Dataset content |
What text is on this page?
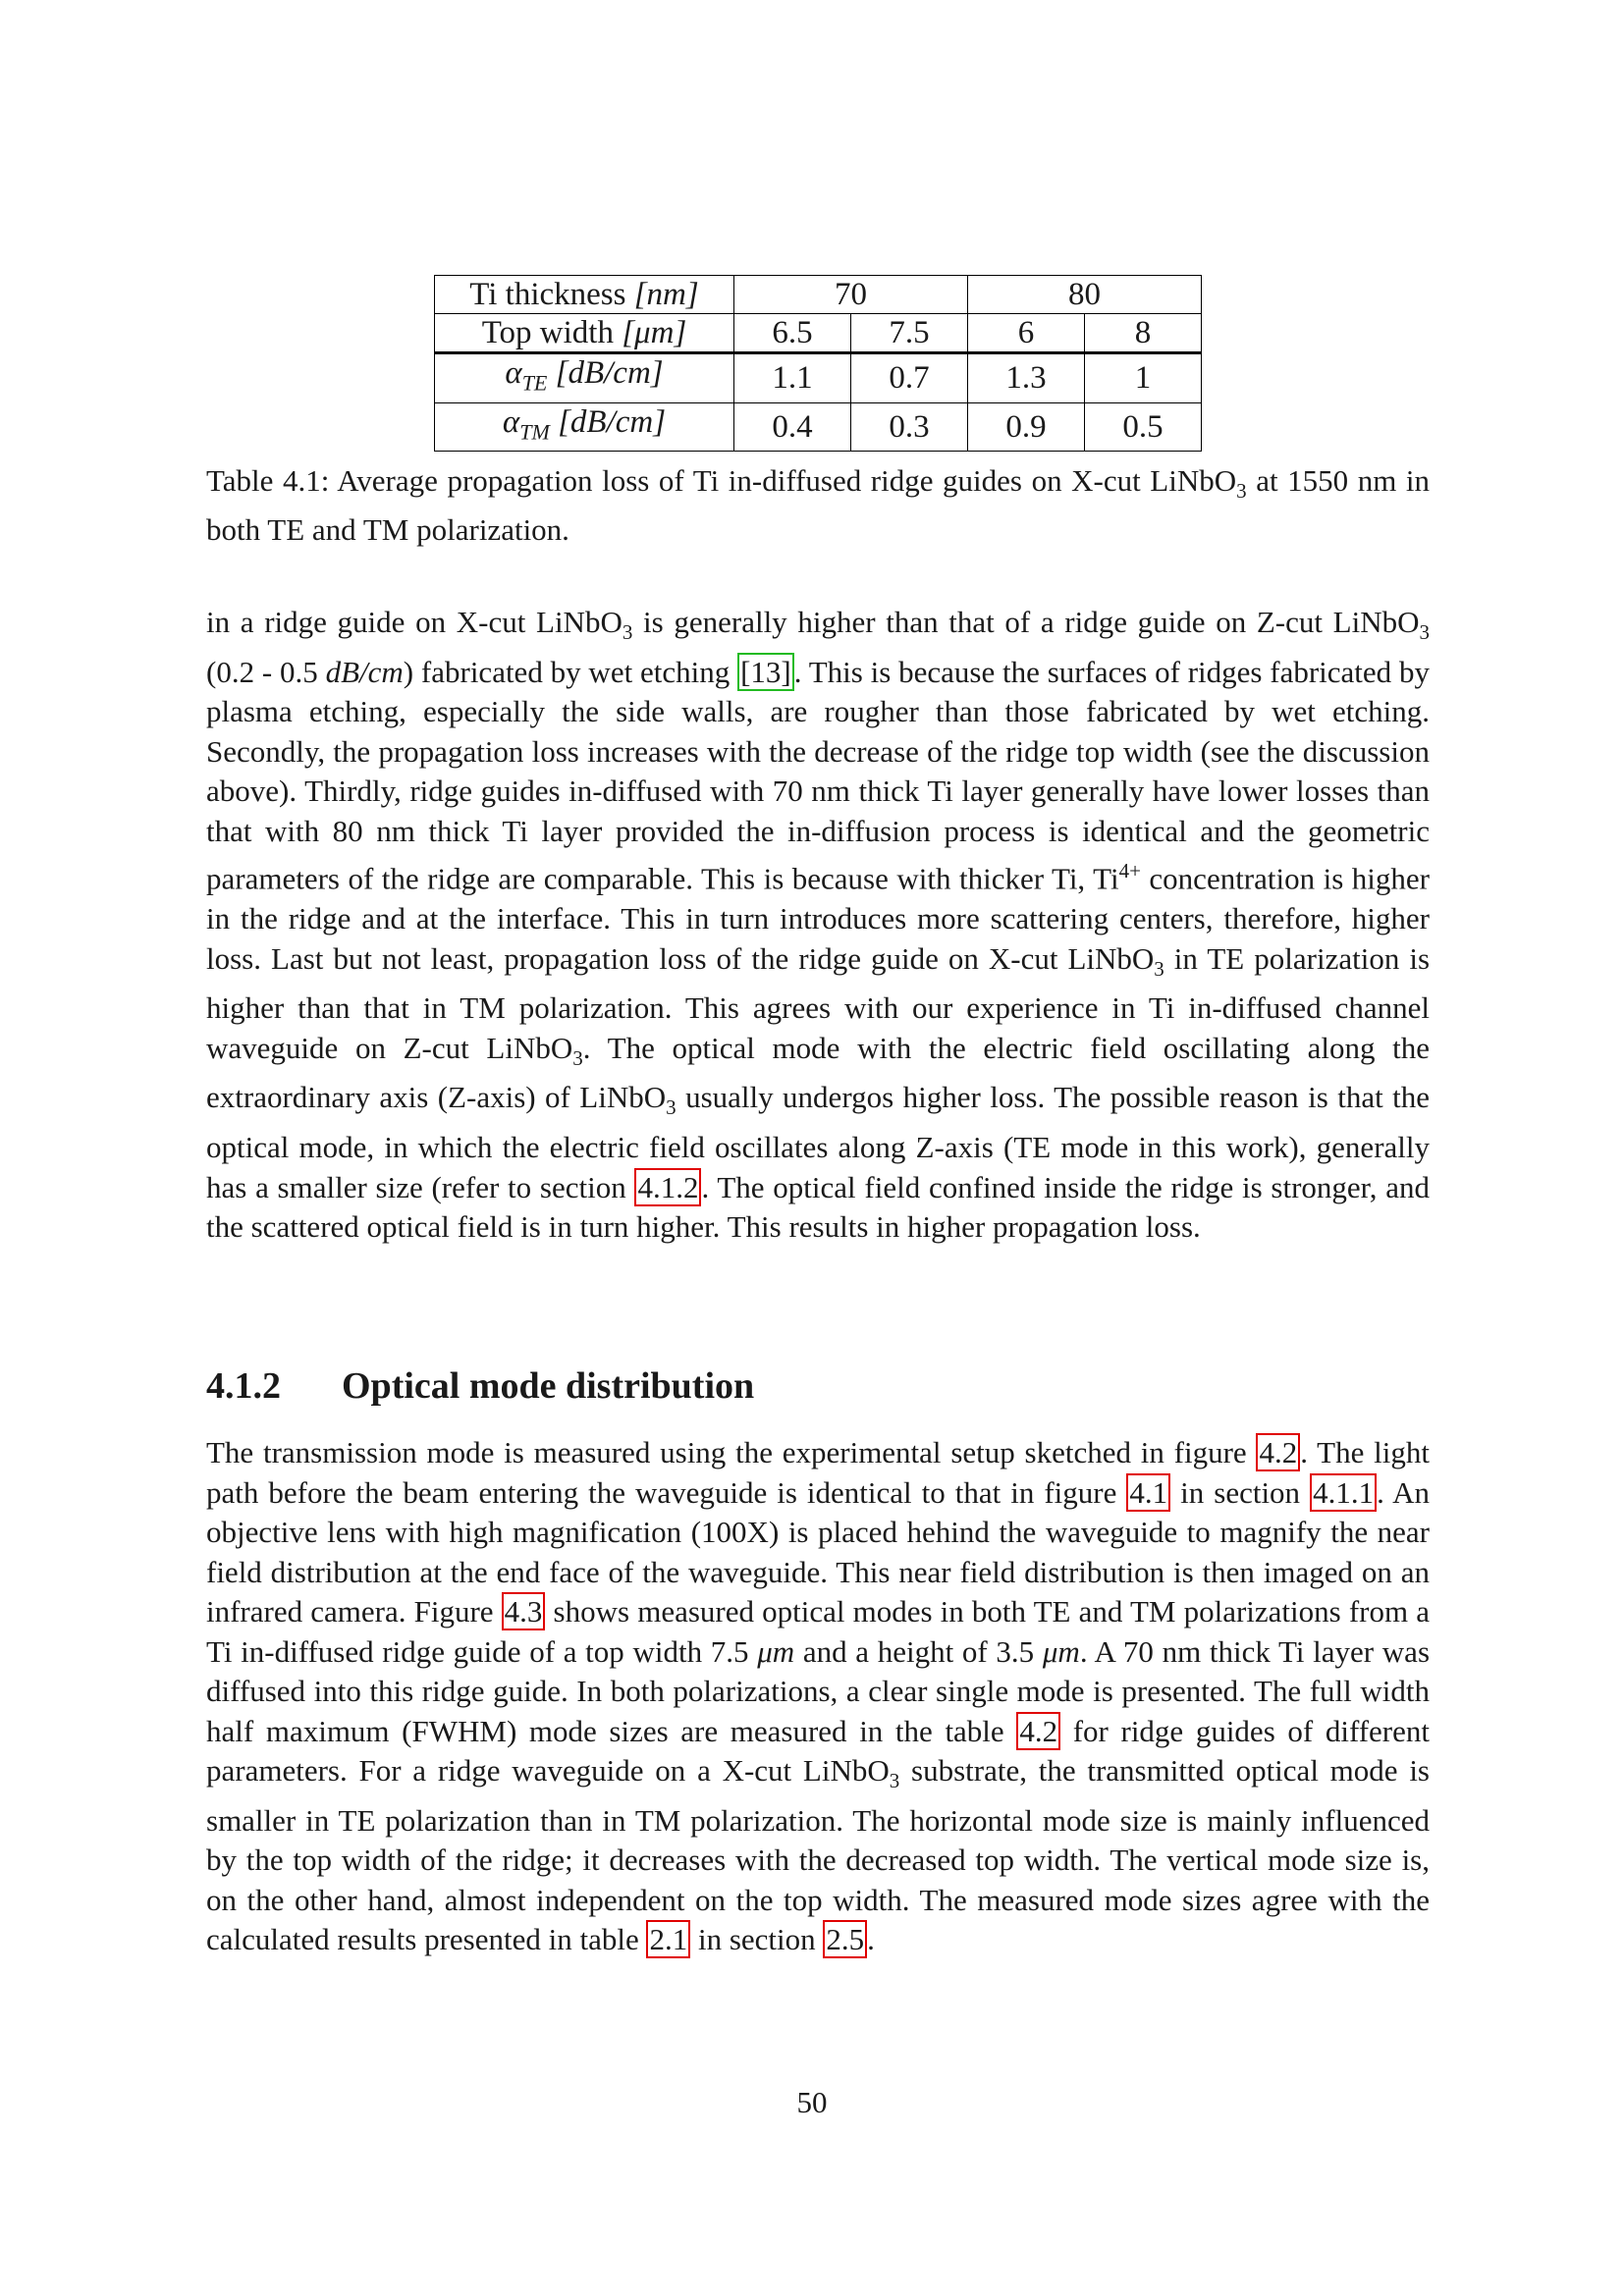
Ti thickness [nm]	70		80	
Top width [μm]	6.5	7.5	6	8
$\alpha_{TE}$ [dB/cm]	1.1	0.7	1.3	1
$\alpha_{TM}$ [dB/cm]	0.4	0.3	0.9	0.5
Table 4.1: Average propagation loss of Ti in-diffused ridge guides on X-cut LiNbO$_3$ at 1550 nm in both TE and TM polarization.

in a ridge guide on X-cut LiNbO$_3$ is generally higher than that of a ridge guide on Z-cut LiNbO$_3$ (0.2 - 0.5 dB/cm) fabricated by wet etching [13]. This is because the surfaces of ridges fabricated by plasma etching, especially the side walls, are rougher than those fabricated by wet etching. Secondly, the propagation loss increases with the decrease of the ridge top width (see the discussion above). Thirdly, ridge guides in-diffused with 70 nm thick Ti layer generally have lower losses than that with 80 nm thick Ti layer provided the in-diffusion process is identical and the geometric parameters of the ridge are comparable. This is because with thicker Ti, $Ti^{4+}$ concentration is higher in the ridge and at the interface. This in turn introduces more scattering centers, therefore, higher loss. Last but not least, propagation loss of the ridge guide on X-cut LiNbO$_3$ in TE polarization is higher than that in TM polarization. This agrees with our experience in Ti in-diffused channel waveguide on Z-cut LiNbO$_3$. The optical mode with the electric field oscillating along the extraordinary axis (Z-axis) of LiNbO$_3$ usually undergos higher loss. The possible reason is that the optical mode, in which the electric field oscillates along Z-axis (TE mode in this work), generally has a smaller size (refer to section 4.1.2. The optical field confined inside the ridge is stronger, and the scattered optical field is in turn higher. This results in higher propagation loss.

4.1.2 Optical mode distribution

The transmission mode is measured using the experimental setup sketched in figure 4.2. The light path before the beam entering the waveguide is identical to that in figure 4.1 in section 4.1.1. An objective lens with high magnification (100X) is placed hehind the waveguide to magnify the near field distribution at the end face of the waveguide. This near field distribution is then imaged on an infrared camera. Figure 4.3 shows measured optical modes in both TE and TM polarizations from a Ti in-diffused ridge guide of a top width 7.5 μm and a height of 3.5 μm. A 70 nm thick Ti layer was diffused into this ridge guide. In both polarizations, a clear single mode is presented. The full width half maximum (FWHM) mode sizes are measured in the table 4.2 for ridge guides of different parameters. For a ridge waveguide on a X-cut LiNbO$_3$ substrate, the transmitted optical mode is smaller in TE polarization than in TM polarization. The horizontal mode size is mainly influenced by the top width of the ridge; it decreases with the decreased top width. The vertical mode size is, on the other hand, almost independent on the top width. The measured mode sizes agree with the calculated results presented in table 2.1 in section 2.5.

50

Given request | Quote the data exactly, leaving every image out of the copy.

Answer to the task |
What text is on this page?
Ti thickness [nm]	70		80	
Top width [μm]	6.5	7.5	6	8
$\alpha_{TE}$ [dB/cm]	1.1	0.7	1.3	1
$\alpha_{TM}$ [dB/cm]	0.4	0.3	0.9	0.5
Table 4.1: Average propagation loss of Ti in-diffused ridge guides on X-cut LiNbO$_3$ at 1550 nm in both TE and TM polarization.

in a ridge guide on X-cut LiNbO$_3$ is generally higher than that of a ridge guide on Z-cut LiNbO$_3$ (0.2 - 0.5 dB/cm) fabricated by wet etching [13]. This is because the surfaces of ridges fabricated by plasma etching, especially the side walls, are rougher than those fabricated by wet etching. Secondly, the propagation loss increases with the decrease of the ridge top width (see the discussion above). Thirdly, ridge guides in-diffused with 70 nm thick Ti layer generally have lower losses than that with 80 nm thick Ti layer provided the in-diffusion process is identical and the geometric parameters of the ridge are comparable. This is because with thicker Ti, $Ti^{4+}$ concentration is higher in the ridge and at the interface. This in turn introduces more scattering centers, therefore, higher loss. Last but not least, propagation loss of the ridge guide on X-cut LiNbO$_3$ in TE polarization is higher than that in TM polarization. This agrees with our experience in Ti in-diffused channel waveguide on Z-cut LiNbO$_3$. The optical mode with the electric field oscillating along the extraordinary axis (Z-axis) of LiNbO$_3$ usually undergos higher loss. The possible reason is that the optical mode, in which the electric field oscillates along Z-axis (TE mode in this work), generally has a smaller size (refer to section 4.1.2. The optical field confined inside the ridge is stronger, and the scattered optical field is in turn higher. This results in higher propagation loss.

4.1.2 Optical mode distribution

The transmission mode is measured using the experimental setup sketched in figure 4.2. The light path before the beam entering the waveguide is identical to that in figure 4.1 in section 4.1.1. An objective lens with high magnification (100X) is placed hehind the waveguide to magnify the near field distribution at the end face of the waveguide. This near field distribution is then imaged on an infrared camera. Figure 4.3 shows measured optical modes in both TE and TM polarizations from a Ti in-diffused ridge guide of a top width 7.5 μm and a height of 3.5 μm. A 70 nm thick Ti layer was diffused into this ridge guide. In both polarizations, a clear single mode is presented. The full width half maximum (FWHM) mode sizes are measured in the table 4.2 for ridge guides of different parameters. For a ridge waveguide on a X-cut LiNbO$_3$ substrate, the transmitted optical mode is smaller in TE polarization than in TM polarization. The horizontal mode size is mainly influenced by the top width of the ridge; it decreases with the decreased top width. The vertical mode size is, on the other hand, almost independent on the top width. The measured mode sizes agree with the calculated results presented in table 2.1 in section 2.5.

50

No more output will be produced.